■ **CONSIGNE**
Poursuivez, après sa dernière phrase, le discours ci-dessous adressé aux rencontres de l’ARP sur le cinéma français.

■ **EXTRAIT DU TEXTE**
• • • • • • •
Messieurs les co-présidents de l’ARP, chers Dante Desarthe et Eric Lartigau
Madame la présidente du CNC, Chère Frédérique Bredin
Cher Jacques Audiard,
Chers amis,
Je regrette, croyez-le bien, de ne pouvoir être parmi vous aujourd’hui pour ce 25ème anniversaire des rencontres de l’ARP.
Je suis en effet en Grèce avec le Président de la République pour porter la voix de la culture française et aider la culture grecque à faire entendre la sienne. Nos deux pays entretiennent en effet des liens culturels très étroits. Ces liens, qui sont ceux de l’unité et de la solidarité européenne, se manifestent en particulier à travers le fonds mis en place par le CNC pour soutenir le cinéma grec pendant la crise.
C’est une action à l’image de ce que porte la France, avec l’ARP et le monde du cinéma dans son ensemble, et de ce qu’incarnent ces rencontres : la vision d’un cinéma ouvert, pluriel, qui permet à tous les auteurs, d’où qu’ils viennent en Europe ou dans le reste du monde, d’exprimer leur vision du monde à travers leur œuvre. Certains voudraient nous faire croire que défendre le cinéma français c’est ignorer les réalités de l’ouverture des frontières, ignorer les envies du public, se calfeutrer derrière des murailles imaginaires. C’est tout le contraire.
Ensemble, nous défendons la diversité culturelle, c’est-à-dire l’affirmation profonde du droit des peuples à vivre leur différence, à sortir de l’enfermement de la standardisation en découvrant l’altérité. Et je suis très fière que la France, et la solidarité du monde du cinéma qui fonde la politique de soutien, permettent à Yorgos Lanthimos de réaliser The Lobster, ou à Miguel Gomes de réaliser Les Mille et une nuits.
Nous avons la chance d’avoir en France un cinéma admiré dans le monde entier pour sa créativité, son dynamisme et ses succès. C’est le fruit d’une politique volontariste des pouvoirs publics appuyée par l’engagement constant du monde du cinéma, engagement dont ces Rencontres sont un témoignage.
• • • • • • •
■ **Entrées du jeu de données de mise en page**
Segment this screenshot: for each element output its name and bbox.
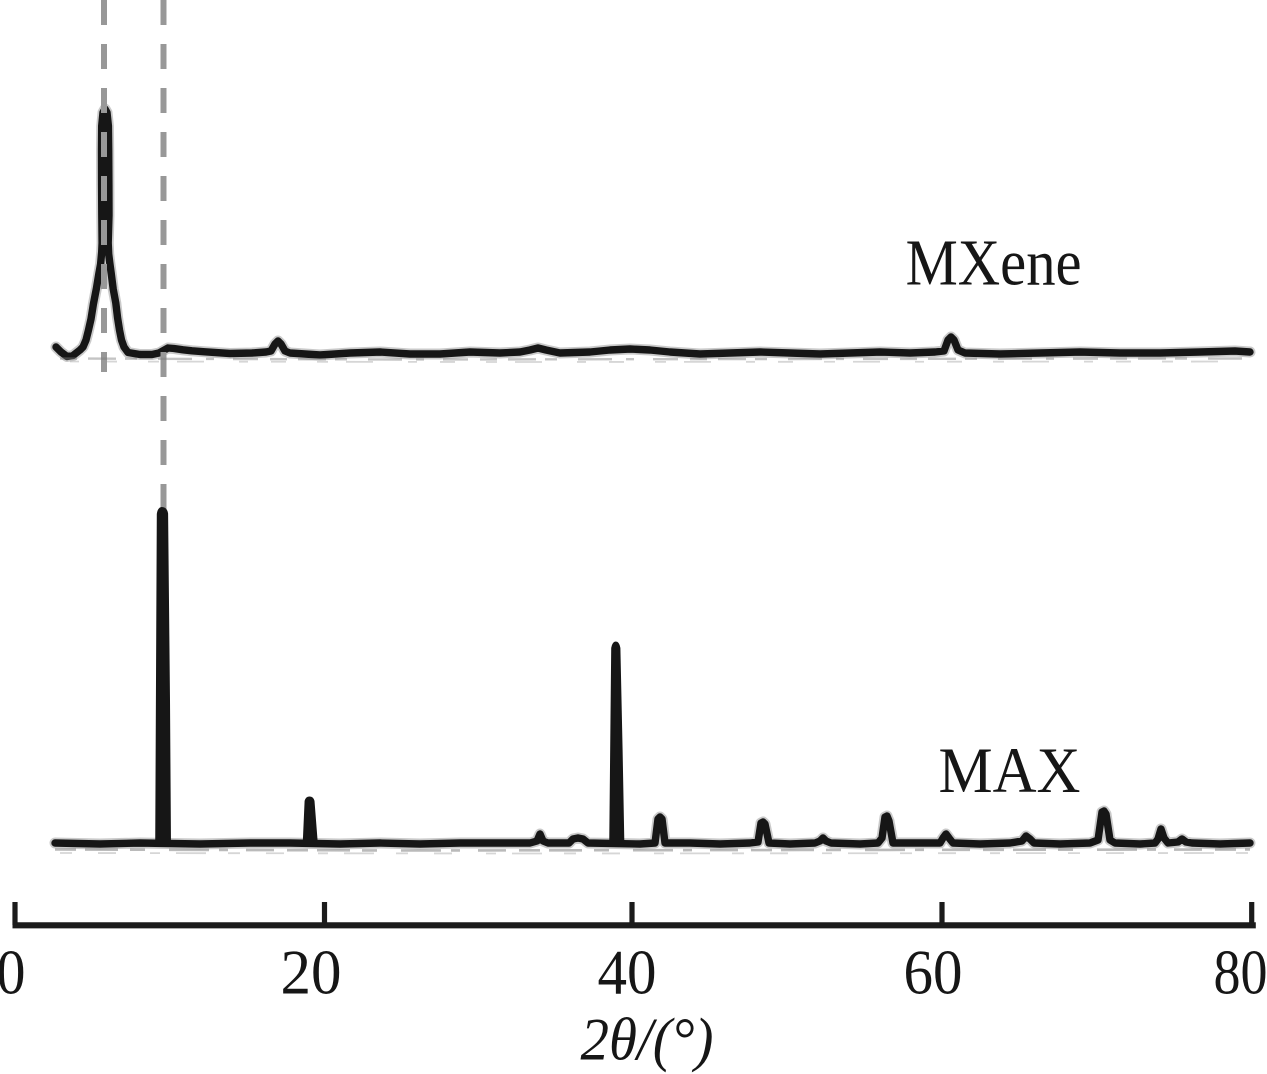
svg-text:2θ/(°): 2θ/(°) bbox=[581, 1007, 714, 1073]
svg-text:20: 20 bbox=[281, 937, 342, 1008]
svg-text:60: 60 bbox=[904, 937, 963, 1008]
svg-text:MXene: MXene bbox=[906, 227, 1082, 300]
svg-text:80: 80 bbox=[1214, 937, 1267, 1008]
svg-text:0: 0 bbox=[0, 937, 26, 1008]
svg-text:40: 40 bbox=[598, 937, 657, 1008]
svg-text:MAX: MAX bbox=[939, 735, 1081, 807]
• • • • • • •
■ **RÉPONSE**
Nous avons su, ensemble, construire et faire vivre une politique qui favorise la diversité et le renouveau de la création, l’investissement des entreprises, le développement de savoir-faire de renommée internationale, et enfin, la cinéphilie du public.
C’est une alchimie rare, rare et fragile, devant ce que j’appelle la « netflix-isation » des pratiques. Celle-ci pose deux défis :
Le défi du financement, tout d’abord, car ces nouveaux acteurs du cinéma et de l’audiovisuel ne se localisent pas en France. Nous avons pris de premières mesures, en étendant la taxe vàd à ces opérateurs où qu’ils soient localisés, mais nous devons aller plus loin.
Le défi du public, ensuite, et notamment du jeune public : face à la puissance de l’algorithme, il faut tout faire pour que chacun continue d’aller au cinéma, continue de voir les films, continue d’avoir cette curiosité, ce goût de l’inattendu par lequel on se forme une culture cinéphile. C’est pourquoi j’ai fait de l’éducation artistique et culturelle l’une des priorités de mon ministère, à travers notamment les dispositifs école et cinéma dont nous avons fêté les 20 ans.
Tous ces défis appellent notre mobilisation de tous les instants. Ils appellent aussi des réponses concrètes – c’est le chemin que j’ai choisi depuis mon arrivée au ministère de la Culture.
La première réponse à ces défis, c’est le soutien à la création :
Soutenir la création, c’est d’abord lutter contre le piratage, qui menace la création, et défendre le droit d’auteur sans lequel il n’y a pas de diversité culturelle.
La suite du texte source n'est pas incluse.